▸ PROBLEM DESCRIPTION: Show every line that has the string "text" in it.

▸ SUPPLIED DATA:
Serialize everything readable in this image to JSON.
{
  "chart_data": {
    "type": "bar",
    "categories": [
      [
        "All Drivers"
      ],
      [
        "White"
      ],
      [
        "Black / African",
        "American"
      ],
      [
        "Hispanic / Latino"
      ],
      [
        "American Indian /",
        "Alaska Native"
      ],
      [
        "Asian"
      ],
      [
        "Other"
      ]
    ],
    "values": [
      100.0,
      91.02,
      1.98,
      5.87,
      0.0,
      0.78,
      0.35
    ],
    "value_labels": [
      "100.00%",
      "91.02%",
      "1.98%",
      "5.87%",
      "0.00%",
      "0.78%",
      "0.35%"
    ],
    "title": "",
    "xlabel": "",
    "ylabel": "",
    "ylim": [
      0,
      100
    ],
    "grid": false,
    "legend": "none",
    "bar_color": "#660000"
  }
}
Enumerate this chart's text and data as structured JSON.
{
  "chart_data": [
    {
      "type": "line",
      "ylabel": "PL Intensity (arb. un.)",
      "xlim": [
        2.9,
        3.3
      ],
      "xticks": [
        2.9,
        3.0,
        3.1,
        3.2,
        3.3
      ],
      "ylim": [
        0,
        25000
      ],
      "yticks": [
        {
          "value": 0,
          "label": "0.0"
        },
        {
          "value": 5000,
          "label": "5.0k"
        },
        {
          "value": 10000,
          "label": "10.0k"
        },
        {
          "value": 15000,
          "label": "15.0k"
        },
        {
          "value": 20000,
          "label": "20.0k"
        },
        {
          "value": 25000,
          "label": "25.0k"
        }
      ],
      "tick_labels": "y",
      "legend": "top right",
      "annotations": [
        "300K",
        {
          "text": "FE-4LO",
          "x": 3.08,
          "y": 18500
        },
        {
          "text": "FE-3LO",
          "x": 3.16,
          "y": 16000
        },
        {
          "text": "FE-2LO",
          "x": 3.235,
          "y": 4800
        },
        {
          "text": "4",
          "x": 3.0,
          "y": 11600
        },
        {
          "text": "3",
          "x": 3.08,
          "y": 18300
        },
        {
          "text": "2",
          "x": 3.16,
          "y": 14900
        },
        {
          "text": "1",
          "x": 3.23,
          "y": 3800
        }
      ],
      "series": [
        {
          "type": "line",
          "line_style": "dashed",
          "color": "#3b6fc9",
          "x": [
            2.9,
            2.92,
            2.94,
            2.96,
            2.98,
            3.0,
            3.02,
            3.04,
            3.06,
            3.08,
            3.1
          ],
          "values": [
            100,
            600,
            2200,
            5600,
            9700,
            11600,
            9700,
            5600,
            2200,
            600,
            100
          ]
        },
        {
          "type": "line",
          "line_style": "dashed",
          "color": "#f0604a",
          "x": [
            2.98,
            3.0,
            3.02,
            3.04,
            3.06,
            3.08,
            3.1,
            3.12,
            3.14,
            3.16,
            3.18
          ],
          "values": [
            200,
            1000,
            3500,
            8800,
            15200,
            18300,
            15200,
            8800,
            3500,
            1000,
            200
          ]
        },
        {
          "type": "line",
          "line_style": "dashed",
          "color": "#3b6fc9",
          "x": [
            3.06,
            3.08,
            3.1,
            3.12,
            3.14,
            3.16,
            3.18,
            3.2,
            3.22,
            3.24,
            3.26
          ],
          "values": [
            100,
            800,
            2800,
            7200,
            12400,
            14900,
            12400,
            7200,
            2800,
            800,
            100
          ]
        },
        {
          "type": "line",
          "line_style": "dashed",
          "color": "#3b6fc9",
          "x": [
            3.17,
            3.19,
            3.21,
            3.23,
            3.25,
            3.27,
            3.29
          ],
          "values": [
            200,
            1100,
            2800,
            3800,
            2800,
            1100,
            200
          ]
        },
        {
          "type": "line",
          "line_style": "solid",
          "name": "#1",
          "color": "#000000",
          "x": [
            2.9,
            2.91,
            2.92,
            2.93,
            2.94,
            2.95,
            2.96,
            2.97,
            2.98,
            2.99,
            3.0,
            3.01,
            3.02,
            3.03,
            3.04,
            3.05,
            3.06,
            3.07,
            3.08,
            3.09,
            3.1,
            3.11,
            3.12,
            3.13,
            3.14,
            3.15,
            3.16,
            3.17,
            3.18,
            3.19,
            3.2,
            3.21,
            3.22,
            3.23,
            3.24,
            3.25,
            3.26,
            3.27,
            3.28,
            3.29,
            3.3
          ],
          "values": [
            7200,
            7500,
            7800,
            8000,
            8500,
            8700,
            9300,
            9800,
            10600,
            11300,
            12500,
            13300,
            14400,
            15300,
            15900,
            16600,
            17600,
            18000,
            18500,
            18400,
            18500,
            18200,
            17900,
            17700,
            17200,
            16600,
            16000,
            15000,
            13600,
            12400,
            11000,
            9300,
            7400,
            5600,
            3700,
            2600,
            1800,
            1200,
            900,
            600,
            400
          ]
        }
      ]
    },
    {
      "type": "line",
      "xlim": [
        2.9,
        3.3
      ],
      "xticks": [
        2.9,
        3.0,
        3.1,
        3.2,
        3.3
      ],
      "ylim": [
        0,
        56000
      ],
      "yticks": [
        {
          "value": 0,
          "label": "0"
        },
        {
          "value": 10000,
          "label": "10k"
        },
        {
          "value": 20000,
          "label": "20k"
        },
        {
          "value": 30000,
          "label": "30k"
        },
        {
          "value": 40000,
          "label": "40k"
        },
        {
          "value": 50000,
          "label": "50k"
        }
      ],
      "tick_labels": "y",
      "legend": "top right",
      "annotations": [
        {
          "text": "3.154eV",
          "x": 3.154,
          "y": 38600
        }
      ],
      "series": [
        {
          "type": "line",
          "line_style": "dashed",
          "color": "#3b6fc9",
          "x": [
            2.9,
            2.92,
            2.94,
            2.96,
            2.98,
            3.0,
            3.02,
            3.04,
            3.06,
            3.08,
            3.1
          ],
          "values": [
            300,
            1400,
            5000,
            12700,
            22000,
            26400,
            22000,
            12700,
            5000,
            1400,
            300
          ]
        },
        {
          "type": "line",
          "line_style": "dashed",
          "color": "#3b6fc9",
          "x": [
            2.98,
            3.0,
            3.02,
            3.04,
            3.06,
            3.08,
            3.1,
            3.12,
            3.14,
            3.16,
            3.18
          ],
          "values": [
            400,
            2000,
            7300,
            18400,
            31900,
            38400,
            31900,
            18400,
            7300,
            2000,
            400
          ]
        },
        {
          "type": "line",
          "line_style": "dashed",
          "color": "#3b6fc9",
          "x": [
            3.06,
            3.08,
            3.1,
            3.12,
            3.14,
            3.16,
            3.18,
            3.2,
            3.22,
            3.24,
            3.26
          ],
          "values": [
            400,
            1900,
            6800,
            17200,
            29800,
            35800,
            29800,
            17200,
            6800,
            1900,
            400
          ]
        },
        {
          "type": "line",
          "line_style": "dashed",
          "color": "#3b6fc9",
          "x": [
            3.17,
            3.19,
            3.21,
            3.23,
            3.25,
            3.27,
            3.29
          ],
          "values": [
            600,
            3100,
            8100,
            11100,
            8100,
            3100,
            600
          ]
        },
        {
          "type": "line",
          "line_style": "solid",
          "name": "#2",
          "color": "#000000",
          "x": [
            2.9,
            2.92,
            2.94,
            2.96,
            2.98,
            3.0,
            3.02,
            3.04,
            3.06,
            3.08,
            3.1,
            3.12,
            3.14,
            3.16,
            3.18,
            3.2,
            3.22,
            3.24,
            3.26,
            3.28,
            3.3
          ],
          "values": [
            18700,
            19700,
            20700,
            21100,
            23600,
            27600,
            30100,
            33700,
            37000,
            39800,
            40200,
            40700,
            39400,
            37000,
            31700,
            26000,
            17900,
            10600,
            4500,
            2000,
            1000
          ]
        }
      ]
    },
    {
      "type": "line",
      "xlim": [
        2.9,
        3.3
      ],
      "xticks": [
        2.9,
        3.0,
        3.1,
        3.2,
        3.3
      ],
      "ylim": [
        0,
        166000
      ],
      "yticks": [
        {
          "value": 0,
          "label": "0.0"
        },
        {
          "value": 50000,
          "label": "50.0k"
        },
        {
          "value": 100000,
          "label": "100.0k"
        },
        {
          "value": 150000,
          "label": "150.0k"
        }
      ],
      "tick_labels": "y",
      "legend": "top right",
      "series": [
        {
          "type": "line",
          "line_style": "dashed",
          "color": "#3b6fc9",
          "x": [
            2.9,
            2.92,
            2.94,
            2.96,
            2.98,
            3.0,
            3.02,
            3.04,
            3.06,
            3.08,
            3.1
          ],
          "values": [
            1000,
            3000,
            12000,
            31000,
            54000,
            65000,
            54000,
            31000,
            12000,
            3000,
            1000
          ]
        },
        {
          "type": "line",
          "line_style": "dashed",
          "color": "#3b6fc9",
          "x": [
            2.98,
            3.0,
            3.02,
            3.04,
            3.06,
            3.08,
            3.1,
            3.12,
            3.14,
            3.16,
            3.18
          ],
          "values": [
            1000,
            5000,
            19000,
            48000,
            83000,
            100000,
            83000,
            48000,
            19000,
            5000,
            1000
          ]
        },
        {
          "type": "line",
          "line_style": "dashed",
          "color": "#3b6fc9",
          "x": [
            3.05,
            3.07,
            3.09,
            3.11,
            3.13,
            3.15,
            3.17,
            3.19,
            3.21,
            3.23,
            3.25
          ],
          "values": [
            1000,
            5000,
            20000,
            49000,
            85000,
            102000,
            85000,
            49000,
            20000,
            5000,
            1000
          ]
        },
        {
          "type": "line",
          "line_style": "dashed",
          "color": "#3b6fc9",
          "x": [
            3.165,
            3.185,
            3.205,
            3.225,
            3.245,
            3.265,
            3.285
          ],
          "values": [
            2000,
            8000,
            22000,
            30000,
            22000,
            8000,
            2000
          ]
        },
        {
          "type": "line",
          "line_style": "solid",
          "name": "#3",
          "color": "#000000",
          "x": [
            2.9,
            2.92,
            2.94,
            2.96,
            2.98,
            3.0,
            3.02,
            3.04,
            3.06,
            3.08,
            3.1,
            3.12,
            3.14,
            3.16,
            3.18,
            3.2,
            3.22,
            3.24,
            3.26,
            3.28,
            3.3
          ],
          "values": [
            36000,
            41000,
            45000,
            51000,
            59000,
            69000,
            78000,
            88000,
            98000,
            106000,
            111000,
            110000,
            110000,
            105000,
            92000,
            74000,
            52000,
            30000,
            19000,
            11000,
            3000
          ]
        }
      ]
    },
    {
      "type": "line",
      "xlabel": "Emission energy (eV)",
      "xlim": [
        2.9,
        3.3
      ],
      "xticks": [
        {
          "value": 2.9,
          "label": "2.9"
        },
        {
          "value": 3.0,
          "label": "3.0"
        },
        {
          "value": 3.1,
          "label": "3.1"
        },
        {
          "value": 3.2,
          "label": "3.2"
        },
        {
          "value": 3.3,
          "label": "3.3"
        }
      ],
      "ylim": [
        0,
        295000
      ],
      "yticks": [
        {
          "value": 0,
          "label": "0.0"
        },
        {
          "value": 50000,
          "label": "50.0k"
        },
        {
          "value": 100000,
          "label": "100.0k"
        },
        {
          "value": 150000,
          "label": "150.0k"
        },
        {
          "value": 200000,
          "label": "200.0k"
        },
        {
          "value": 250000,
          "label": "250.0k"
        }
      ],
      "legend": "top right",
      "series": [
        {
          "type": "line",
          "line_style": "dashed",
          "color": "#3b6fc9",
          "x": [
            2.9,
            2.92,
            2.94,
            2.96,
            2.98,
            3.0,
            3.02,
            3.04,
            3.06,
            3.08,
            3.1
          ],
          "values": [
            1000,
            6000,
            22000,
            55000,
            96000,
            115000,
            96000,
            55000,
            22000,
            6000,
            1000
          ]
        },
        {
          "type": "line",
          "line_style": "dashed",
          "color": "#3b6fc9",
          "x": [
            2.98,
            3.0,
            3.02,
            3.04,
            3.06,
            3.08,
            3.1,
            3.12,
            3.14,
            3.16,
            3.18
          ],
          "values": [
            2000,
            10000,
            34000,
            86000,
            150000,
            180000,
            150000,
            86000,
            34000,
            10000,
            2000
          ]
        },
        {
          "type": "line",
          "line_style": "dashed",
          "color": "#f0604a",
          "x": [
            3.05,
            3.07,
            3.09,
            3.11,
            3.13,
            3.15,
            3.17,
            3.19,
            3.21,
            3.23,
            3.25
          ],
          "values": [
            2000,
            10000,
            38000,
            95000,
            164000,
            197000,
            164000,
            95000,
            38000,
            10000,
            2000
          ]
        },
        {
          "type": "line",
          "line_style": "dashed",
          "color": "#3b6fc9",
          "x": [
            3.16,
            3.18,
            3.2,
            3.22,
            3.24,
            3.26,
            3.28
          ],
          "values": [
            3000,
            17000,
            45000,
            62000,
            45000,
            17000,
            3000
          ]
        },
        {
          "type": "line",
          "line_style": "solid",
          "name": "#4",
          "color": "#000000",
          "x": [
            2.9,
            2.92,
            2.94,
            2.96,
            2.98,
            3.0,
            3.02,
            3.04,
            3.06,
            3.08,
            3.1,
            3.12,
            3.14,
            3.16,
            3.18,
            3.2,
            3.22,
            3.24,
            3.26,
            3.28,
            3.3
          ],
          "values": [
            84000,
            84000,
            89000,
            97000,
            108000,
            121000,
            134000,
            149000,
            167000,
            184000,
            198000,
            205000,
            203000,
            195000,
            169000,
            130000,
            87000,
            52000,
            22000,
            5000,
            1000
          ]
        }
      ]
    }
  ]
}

▸ WORKED SOLUTION:
Enumerate this chart's text and data as structured JSON.
          "text": "FE-4LO",
          "text": "FE-3LO",
          "text": "FE-2LO",
          "text": "4",
          "text": "3",
          "text": "2",
          "text": "1",
          "text": "3.154eV",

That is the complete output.